--- DATASET RECORDS ---

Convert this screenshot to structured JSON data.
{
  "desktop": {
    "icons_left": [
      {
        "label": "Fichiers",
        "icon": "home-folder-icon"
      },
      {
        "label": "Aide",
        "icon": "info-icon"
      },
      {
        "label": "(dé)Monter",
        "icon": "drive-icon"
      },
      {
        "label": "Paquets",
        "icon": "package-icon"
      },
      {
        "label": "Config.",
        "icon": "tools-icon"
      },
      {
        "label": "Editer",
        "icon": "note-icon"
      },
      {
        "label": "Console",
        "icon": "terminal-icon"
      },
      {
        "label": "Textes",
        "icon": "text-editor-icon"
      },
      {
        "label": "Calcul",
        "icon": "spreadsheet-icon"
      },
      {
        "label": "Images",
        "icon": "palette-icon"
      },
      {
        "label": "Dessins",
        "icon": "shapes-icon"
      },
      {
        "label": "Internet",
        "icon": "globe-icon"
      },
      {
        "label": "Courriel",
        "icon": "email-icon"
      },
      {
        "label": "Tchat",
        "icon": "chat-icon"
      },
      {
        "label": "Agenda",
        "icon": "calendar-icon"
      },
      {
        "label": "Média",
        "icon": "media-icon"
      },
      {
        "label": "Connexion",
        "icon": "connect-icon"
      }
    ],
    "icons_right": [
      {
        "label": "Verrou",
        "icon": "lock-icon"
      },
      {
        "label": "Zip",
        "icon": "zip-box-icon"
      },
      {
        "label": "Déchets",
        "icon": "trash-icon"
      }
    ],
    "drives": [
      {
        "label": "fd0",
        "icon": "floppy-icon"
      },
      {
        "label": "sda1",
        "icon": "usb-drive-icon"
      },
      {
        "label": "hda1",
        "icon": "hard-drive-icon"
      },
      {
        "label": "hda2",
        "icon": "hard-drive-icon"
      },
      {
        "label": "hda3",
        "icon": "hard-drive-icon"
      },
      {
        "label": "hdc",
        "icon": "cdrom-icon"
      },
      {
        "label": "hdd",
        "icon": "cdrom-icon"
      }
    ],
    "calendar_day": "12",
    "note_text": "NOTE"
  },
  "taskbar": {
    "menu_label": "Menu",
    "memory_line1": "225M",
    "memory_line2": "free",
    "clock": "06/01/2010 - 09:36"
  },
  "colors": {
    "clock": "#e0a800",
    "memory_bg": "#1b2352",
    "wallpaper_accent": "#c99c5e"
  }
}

---

PROBLEM REQUIREMENTS: Set every line of the listing down word for word.

EXERCISE OUTPUT:
Convert this screenshot to structured JSON data.
{
  "desktop": {
    "icons_left": [
      {
        "label": "Fichiers",
        "icon": "home-folder-icon"
      },
      {
        "label": "Aide",
        "icon": "info-icon"
      },
      {
        "label": "(dé)Monter",
        "icon": "drive-icon"
      },
      {
        "label": "Paquets",
        "icon": "package-icon"
      },
      {
        "label": "Config.",
        "icon": "tools-icon"
      },
      {
        "label": "Editer",
        "icon": "note-icon"
      },
      {
        "label": "Console",
        "icon": "terminal-icon"
      },
      {
        "label": "Textes",
        "icon": "text-editor-icon"
      },
      {
        "label": "Calcul",
        "icon": "spreadsheet-icon"
      },
      {
        "label": "Images",
        "icon": "palette-icon"
      },
      {
        "label": "Dessins",
        "icon": "shapes-icon"
      },
      {
        "label": "Internet",
        "icon": "globe-icon"
      },
      {
        "label": "Courriel",
        "icon": "email-icon"
      },
      {
        "label": "Tchat",
        "icon": "chat-icon"
      },
      {
        "label": "Agenda",
        "icon": "calendar-icon"
      },
      {
        "label": "Média",
        "icon": "media-icon"
      },
      {
        "label": "Connexion",
        "icon": "connect-icon"
      }
    ],
    "icons_right": [
      {
        "label": "Verrou",
        "icon": "lock-icon"
      },
      {
        "label": "Zip",
        "icon": "zip-box-icon"
      },
      {
        "label": "Déchets",
        "icon": "trash-icon"
      }
    ],
    "drives": [
      {
        "label": "fd0",
        "icon": "floppy-icon"
      },
      {
        "label": "sda1",
        "icon": "usb-drive-icon"
      },
      {
        "label": "hda1",
        "icon": "hard-drive-icon"
      },
      {
        "label": "hda2",
        "icon": "hard-drive-icon"
      },
      {
        "label": "hda3",
        "icon": "hard-drive-icon"
      },
      {
        "label": "hdc",
        "icon": "cdrom-icon"
      },
      {
        "label": "hdd",
        "icon": "cdrom-icon"
      }
    ],
    "calendar_day": "12",
    "note_text": "NOTE"
  },
  "taskbar": {
    "menu_label": "Menu",
    "memory_line1": "225M",
    "memory_line2": "free",
    "clock": "06/01/2010 - 09:36"
  },
  "colors": {
    "clock": "#e0a800",
    "memory_bg": "#1b2352",
    "wallpaper_accent": "#c99c5e"
  }
}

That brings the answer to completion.